[Start of Task input]

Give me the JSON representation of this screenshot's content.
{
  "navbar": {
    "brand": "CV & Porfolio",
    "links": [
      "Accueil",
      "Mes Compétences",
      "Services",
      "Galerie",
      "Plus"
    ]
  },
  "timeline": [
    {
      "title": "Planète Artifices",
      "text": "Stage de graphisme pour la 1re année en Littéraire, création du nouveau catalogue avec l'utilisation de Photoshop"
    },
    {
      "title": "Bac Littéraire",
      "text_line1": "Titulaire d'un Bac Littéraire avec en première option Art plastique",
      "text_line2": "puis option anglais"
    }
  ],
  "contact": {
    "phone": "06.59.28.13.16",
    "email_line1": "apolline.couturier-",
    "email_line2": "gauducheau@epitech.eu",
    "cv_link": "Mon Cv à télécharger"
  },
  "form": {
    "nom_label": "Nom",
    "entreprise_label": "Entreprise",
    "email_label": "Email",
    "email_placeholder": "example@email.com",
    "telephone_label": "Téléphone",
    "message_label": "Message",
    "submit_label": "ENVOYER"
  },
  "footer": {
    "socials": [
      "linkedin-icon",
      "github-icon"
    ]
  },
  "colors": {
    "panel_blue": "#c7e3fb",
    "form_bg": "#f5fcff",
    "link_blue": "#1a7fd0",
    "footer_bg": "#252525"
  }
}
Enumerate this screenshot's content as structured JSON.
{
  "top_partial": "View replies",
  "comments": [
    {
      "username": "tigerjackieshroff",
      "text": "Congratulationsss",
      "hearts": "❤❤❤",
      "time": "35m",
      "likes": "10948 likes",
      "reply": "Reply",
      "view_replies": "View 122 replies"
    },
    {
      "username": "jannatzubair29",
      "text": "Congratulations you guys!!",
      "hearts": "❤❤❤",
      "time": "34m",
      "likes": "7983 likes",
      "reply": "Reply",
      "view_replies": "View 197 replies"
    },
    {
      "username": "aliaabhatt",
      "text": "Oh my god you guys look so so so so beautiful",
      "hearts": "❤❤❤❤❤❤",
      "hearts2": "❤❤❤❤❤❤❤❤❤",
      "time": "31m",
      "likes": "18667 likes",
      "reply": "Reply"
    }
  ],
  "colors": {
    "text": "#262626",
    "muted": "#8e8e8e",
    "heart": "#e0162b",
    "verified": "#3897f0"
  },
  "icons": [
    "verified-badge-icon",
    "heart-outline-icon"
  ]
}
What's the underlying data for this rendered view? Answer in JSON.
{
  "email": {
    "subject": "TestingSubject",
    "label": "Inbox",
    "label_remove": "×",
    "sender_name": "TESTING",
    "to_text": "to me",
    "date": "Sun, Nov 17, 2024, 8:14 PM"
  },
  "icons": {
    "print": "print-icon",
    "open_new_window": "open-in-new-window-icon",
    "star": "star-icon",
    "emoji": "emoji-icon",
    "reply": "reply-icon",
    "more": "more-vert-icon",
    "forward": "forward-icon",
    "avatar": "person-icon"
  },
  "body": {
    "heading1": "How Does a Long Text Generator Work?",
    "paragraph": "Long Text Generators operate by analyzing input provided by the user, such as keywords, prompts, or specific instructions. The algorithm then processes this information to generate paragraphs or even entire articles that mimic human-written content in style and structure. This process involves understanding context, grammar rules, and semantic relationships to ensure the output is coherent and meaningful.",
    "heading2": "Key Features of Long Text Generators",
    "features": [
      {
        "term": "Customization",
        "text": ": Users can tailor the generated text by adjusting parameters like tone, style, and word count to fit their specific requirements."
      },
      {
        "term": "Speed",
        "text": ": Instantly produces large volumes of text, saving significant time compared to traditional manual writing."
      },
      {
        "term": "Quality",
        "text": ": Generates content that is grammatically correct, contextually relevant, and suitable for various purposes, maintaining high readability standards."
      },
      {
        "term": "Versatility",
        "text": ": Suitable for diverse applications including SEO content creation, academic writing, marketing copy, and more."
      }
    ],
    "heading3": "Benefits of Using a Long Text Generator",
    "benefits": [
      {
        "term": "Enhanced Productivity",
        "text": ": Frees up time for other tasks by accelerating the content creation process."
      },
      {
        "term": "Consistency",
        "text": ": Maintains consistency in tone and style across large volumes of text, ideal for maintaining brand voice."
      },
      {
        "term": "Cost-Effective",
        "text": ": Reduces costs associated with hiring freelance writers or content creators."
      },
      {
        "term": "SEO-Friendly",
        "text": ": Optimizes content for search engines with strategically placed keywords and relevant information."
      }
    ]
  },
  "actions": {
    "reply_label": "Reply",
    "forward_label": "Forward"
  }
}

[End of Task input]

■ **What the task requires**: In the entries above, find each line with the word "this" and show it.

■ **Result of the task**:
Give me the JSON representation of this screenshot's content.
Enumerate this screenshot's content as structured JSON.
What's the underlying data for this rendered view? Answer in JSON.
    "paragraph": "Long Text Generators operate by analyzing input provided by the user, such as keywords, prompts, or specific instructions. The algorithm then processes this information to generate paragraphs or even entire articles that mimic human-written content in style and structure. This process involves understanding context, grammar rules, and semantic relationships to ensure the output is coherent and meaningful.",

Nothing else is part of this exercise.